Source data |
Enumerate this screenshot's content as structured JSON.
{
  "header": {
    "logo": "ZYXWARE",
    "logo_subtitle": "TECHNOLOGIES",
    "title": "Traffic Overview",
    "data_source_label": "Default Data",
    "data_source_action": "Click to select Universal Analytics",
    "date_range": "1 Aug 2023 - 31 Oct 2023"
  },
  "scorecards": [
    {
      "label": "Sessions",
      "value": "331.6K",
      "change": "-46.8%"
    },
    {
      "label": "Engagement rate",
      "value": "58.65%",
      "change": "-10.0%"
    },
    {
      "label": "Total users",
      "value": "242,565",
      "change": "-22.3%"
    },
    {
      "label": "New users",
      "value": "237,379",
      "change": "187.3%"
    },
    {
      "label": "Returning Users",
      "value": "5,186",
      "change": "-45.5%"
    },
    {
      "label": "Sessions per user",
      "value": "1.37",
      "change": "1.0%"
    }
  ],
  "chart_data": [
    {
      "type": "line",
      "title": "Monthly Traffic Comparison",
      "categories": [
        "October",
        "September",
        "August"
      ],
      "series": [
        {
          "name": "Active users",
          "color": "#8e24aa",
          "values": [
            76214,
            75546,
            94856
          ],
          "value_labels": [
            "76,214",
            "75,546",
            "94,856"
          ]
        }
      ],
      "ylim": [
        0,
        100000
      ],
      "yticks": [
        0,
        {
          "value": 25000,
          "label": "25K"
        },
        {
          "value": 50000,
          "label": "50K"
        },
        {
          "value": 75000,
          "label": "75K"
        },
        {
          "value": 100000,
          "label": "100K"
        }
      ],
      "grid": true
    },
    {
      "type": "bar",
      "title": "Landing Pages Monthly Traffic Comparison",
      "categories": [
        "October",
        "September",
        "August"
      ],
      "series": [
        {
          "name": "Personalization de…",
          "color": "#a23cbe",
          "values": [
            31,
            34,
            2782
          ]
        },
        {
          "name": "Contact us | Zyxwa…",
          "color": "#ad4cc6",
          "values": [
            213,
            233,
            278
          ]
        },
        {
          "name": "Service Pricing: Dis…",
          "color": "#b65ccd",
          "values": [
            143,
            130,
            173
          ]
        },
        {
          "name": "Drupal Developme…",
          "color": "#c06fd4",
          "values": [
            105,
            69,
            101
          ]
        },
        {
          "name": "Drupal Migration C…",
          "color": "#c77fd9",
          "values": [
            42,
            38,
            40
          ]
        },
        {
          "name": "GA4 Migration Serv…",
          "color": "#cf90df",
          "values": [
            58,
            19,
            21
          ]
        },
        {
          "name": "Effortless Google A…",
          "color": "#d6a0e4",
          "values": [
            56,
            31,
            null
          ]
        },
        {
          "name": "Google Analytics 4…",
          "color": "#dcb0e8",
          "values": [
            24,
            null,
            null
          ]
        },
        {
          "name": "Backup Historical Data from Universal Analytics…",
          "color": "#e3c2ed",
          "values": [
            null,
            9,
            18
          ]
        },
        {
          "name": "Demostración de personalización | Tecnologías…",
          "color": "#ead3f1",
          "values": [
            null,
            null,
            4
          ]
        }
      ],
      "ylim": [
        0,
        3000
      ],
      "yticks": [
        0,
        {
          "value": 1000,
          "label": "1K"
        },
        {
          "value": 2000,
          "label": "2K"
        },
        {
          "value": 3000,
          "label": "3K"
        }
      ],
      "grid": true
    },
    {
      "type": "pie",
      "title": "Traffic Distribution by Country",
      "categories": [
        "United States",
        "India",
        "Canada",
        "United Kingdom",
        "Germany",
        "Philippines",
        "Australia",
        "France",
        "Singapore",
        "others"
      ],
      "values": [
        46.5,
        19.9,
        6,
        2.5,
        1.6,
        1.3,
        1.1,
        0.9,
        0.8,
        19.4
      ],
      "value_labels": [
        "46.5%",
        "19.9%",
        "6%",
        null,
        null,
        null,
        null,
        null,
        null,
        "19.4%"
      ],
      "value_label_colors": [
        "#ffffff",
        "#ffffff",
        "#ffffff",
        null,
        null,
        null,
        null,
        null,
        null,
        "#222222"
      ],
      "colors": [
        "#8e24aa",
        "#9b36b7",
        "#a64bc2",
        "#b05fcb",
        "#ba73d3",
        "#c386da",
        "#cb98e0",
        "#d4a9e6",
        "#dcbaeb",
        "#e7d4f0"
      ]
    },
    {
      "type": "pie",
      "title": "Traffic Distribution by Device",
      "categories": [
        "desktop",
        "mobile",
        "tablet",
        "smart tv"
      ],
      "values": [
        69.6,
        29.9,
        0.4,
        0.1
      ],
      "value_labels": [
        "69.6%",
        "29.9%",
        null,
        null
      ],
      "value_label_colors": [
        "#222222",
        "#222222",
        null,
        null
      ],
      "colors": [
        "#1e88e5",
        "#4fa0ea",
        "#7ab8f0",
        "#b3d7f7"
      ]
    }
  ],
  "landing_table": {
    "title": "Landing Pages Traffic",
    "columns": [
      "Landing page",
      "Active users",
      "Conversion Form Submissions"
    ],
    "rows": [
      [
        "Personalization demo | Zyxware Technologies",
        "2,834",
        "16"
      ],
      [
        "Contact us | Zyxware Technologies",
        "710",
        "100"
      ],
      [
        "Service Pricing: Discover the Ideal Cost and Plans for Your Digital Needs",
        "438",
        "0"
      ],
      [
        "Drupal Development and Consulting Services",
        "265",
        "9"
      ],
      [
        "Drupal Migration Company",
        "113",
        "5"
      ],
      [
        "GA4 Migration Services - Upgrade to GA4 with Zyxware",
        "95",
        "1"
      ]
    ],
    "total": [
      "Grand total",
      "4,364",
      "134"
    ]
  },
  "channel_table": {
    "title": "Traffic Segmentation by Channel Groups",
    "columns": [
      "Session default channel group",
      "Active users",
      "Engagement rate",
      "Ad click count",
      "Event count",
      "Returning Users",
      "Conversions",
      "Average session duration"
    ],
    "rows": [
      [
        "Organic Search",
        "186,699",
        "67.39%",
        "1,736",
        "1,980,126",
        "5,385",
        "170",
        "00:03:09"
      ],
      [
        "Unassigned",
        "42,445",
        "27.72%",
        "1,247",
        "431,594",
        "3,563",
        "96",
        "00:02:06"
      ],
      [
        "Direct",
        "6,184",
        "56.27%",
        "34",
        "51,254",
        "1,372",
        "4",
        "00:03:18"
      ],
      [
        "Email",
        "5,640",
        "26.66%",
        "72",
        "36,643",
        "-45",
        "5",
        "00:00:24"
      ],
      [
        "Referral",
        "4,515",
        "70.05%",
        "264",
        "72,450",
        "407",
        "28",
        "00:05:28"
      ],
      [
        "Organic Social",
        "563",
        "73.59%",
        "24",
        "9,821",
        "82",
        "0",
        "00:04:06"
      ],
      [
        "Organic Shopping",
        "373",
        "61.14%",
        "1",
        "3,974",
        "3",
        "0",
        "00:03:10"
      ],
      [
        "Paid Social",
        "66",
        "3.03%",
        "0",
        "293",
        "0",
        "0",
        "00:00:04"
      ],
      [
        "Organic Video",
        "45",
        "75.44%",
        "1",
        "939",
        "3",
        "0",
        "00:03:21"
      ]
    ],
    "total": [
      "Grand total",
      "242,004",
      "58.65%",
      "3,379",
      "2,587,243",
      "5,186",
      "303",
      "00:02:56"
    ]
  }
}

Work required | Gather each line from the entries above that includes the word "Comparison".

Task response |
      "title": "Monthly Traffic Comparison",
      "title": "Landing Pages Monthly Traffic Comparison",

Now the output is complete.